> **What the task asks**
Show all lines holding "structure".

> **The records**
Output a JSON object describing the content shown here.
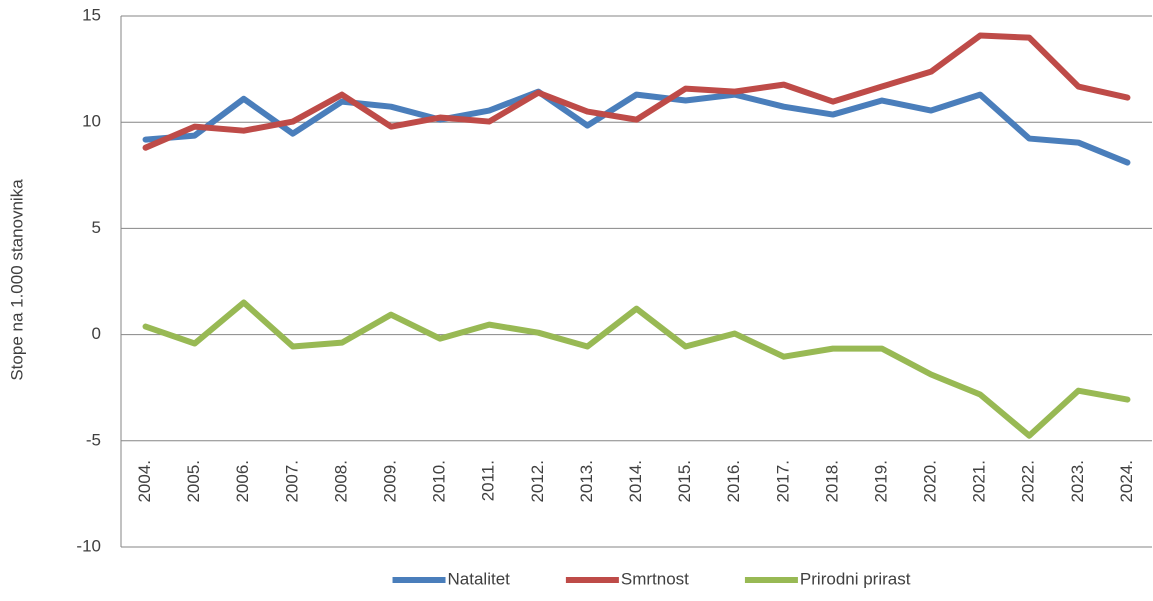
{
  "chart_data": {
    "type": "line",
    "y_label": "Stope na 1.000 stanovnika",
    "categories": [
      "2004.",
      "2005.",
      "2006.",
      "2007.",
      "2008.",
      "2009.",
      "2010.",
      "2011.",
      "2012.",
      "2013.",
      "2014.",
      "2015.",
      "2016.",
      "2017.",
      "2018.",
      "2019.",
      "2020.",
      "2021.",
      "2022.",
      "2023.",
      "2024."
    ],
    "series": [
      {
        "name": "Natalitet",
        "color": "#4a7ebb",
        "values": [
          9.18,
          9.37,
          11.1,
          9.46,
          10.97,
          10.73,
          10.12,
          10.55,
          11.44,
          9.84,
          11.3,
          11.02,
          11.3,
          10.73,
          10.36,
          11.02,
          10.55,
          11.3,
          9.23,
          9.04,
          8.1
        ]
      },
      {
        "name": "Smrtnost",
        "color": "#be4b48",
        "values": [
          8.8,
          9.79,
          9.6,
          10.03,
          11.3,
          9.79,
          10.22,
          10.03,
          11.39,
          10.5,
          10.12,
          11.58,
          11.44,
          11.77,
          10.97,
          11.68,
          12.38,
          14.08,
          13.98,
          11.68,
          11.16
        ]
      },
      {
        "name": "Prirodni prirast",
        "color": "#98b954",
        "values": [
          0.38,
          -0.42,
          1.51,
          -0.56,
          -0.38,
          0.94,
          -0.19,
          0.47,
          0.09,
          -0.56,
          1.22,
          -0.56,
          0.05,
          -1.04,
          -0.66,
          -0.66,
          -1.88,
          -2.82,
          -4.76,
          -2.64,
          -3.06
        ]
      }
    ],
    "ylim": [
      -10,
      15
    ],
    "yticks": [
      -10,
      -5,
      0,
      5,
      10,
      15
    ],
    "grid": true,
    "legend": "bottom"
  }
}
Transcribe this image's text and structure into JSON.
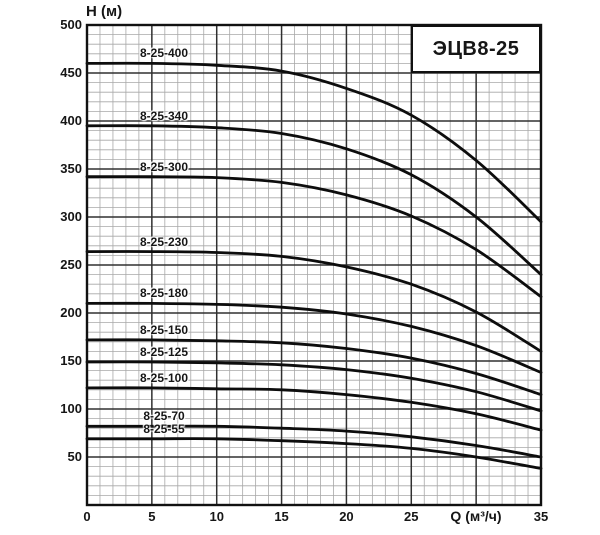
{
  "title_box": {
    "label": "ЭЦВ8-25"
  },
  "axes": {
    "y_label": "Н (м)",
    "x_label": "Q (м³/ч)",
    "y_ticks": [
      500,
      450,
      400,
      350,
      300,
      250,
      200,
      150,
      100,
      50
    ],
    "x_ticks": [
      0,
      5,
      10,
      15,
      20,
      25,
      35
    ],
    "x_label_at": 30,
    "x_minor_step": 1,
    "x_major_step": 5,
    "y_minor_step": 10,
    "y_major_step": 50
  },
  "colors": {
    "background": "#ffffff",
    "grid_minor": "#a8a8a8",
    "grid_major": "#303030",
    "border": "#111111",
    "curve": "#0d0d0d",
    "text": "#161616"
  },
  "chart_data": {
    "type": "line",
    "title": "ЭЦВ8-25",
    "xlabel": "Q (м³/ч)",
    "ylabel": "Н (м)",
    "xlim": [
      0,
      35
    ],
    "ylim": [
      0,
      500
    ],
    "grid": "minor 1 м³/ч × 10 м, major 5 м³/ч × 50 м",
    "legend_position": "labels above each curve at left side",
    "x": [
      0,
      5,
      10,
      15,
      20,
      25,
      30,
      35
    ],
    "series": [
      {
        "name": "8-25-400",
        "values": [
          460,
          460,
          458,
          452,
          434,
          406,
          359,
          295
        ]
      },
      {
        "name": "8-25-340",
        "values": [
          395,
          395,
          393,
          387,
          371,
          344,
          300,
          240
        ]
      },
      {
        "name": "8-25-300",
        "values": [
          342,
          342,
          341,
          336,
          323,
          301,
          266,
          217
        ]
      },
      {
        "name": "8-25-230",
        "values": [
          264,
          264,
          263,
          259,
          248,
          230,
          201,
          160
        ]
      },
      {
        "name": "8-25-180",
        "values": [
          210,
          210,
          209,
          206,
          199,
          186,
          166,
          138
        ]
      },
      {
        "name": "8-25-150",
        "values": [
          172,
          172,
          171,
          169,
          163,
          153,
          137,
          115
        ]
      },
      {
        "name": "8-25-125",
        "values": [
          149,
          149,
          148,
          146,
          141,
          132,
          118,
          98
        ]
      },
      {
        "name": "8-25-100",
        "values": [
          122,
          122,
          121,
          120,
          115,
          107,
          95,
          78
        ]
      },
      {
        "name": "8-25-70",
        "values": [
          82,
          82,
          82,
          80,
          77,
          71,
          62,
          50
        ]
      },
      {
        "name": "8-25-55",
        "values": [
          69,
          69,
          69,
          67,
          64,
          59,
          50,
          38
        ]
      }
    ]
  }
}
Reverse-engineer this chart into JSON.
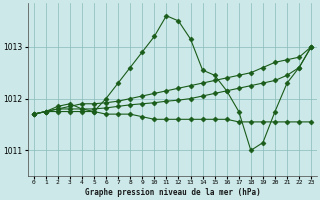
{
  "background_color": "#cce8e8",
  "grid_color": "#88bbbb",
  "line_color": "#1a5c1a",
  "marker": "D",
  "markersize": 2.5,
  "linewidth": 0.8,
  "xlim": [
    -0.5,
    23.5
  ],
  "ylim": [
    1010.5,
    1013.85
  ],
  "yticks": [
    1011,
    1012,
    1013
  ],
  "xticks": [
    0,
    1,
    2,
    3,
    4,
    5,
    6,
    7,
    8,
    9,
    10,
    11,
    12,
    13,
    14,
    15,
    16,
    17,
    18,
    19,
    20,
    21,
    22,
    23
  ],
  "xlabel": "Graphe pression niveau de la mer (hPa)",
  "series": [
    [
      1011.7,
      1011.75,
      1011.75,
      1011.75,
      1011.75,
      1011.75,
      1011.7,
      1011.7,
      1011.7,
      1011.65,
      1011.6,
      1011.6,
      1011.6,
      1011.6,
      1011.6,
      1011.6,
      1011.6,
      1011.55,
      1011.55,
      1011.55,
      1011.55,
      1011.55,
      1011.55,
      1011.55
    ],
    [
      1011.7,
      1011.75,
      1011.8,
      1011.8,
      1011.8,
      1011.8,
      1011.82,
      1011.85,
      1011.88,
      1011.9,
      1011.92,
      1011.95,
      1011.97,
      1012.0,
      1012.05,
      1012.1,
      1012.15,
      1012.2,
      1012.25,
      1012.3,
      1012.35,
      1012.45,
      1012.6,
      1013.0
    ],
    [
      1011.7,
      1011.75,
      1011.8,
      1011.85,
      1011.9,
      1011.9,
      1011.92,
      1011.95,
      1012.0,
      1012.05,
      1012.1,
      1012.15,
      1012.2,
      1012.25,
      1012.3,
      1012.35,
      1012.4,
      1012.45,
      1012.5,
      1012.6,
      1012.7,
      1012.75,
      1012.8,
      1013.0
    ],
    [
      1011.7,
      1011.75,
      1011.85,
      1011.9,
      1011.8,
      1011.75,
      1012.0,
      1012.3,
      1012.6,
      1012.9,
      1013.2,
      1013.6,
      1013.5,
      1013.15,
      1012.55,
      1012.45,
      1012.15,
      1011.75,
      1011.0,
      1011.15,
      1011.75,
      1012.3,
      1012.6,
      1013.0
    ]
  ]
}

==

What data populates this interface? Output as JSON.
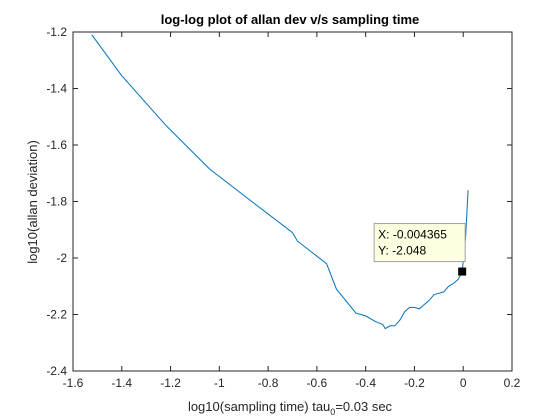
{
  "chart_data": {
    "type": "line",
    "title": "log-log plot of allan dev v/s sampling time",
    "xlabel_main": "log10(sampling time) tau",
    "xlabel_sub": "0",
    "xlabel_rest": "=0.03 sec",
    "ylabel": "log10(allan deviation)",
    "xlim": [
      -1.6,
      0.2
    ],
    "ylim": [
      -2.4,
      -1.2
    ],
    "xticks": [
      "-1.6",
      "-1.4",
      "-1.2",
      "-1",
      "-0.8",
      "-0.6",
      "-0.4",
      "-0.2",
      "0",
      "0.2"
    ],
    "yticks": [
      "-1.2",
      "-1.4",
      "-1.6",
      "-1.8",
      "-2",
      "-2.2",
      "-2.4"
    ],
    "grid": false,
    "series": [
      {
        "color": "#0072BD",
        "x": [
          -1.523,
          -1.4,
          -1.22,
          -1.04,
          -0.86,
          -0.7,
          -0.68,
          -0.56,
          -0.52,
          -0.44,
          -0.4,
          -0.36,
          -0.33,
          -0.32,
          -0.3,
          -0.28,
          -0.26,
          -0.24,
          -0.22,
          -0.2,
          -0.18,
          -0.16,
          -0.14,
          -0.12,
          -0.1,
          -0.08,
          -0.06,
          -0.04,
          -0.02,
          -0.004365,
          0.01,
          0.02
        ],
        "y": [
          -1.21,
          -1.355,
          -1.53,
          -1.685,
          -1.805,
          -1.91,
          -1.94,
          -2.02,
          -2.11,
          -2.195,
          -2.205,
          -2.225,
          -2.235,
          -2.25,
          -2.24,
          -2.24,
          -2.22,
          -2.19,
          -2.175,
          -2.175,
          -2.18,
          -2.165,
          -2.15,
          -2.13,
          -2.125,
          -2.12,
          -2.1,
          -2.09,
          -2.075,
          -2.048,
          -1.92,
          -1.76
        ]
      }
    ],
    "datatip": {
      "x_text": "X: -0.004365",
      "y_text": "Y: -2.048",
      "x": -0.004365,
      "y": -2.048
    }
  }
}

--

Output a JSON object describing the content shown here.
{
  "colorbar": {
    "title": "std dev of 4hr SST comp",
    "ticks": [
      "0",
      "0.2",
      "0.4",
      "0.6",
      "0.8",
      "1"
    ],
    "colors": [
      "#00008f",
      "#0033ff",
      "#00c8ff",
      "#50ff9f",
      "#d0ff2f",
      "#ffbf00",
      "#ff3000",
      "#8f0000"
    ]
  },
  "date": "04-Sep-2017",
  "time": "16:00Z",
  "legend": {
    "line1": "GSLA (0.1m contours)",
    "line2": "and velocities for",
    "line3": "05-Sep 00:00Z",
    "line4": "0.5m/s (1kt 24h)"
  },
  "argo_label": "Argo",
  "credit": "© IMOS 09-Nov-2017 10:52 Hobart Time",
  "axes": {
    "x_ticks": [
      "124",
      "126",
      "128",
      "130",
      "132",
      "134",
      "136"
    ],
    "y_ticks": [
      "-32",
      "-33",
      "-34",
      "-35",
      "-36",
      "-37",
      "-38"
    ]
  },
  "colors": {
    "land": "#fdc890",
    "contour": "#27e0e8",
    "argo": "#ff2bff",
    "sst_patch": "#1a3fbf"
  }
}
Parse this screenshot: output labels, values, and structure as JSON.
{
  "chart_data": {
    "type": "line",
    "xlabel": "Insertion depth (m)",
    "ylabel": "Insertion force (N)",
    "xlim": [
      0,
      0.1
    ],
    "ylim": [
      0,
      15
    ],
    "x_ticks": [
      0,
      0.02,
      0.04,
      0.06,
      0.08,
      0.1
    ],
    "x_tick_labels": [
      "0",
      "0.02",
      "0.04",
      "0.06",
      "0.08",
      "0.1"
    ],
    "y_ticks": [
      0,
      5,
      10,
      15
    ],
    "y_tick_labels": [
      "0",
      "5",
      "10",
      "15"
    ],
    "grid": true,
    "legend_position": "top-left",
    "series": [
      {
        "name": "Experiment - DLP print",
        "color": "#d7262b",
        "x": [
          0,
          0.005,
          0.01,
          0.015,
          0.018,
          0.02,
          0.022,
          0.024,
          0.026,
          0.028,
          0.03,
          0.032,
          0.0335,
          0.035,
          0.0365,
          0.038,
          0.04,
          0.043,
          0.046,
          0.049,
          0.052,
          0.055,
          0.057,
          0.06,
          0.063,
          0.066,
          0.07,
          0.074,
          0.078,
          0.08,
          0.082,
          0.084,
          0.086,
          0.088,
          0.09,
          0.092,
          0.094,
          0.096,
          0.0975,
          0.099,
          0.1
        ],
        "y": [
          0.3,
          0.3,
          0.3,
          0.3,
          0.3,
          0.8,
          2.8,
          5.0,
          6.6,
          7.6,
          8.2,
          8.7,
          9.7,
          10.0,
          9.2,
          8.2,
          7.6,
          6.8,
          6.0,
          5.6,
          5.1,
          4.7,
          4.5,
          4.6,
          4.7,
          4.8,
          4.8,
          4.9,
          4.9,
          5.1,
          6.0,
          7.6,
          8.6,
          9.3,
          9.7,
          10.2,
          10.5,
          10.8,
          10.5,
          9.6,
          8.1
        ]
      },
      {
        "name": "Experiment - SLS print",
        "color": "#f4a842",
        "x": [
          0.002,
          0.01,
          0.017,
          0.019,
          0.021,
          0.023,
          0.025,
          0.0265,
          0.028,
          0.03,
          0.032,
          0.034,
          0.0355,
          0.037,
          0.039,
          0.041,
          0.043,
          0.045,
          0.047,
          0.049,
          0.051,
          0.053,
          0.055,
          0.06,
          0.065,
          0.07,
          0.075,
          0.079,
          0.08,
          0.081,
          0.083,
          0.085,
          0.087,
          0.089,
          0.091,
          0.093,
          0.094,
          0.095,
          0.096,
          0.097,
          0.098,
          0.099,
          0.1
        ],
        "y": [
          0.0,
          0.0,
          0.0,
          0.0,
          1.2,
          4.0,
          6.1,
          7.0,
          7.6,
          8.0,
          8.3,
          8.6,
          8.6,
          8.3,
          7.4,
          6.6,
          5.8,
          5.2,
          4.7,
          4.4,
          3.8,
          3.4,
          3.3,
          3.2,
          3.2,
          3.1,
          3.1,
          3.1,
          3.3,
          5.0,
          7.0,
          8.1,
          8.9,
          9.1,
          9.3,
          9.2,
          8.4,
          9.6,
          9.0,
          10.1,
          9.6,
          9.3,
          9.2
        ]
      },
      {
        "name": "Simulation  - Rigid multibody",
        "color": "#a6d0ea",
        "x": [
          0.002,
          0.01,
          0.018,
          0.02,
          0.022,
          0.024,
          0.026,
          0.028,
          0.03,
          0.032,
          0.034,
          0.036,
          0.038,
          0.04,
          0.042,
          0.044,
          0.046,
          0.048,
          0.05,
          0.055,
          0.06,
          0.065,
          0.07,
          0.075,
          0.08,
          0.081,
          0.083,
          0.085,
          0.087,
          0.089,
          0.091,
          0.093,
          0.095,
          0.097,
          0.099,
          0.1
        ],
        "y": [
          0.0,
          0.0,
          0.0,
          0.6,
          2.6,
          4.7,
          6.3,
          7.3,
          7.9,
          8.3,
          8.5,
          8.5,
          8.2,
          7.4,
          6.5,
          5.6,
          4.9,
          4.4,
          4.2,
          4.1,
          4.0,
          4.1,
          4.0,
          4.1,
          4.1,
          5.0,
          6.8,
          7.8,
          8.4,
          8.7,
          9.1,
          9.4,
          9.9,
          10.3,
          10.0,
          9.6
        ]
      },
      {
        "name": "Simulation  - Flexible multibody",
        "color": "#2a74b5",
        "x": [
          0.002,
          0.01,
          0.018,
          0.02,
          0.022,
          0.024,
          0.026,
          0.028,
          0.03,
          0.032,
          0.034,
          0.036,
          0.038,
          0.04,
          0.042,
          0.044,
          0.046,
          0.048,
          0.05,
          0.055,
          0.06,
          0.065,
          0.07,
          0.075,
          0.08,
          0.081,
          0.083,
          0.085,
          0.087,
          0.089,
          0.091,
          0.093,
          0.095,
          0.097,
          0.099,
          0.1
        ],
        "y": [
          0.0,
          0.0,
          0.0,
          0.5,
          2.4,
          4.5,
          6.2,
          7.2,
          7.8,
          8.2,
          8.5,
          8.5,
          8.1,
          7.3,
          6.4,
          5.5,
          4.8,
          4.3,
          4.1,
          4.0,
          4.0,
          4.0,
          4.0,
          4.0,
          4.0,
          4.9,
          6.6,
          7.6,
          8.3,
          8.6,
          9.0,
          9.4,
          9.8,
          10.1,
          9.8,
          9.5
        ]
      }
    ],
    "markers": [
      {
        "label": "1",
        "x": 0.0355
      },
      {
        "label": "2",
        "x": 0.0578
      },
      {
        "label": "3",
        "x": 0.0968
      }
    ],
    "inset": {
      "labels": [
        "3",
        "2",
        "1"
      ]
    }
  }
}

> **Answer**
Transcribe this image's text and structure into JSON.
Parse this screenshot: output labels, values, and structure as JSON.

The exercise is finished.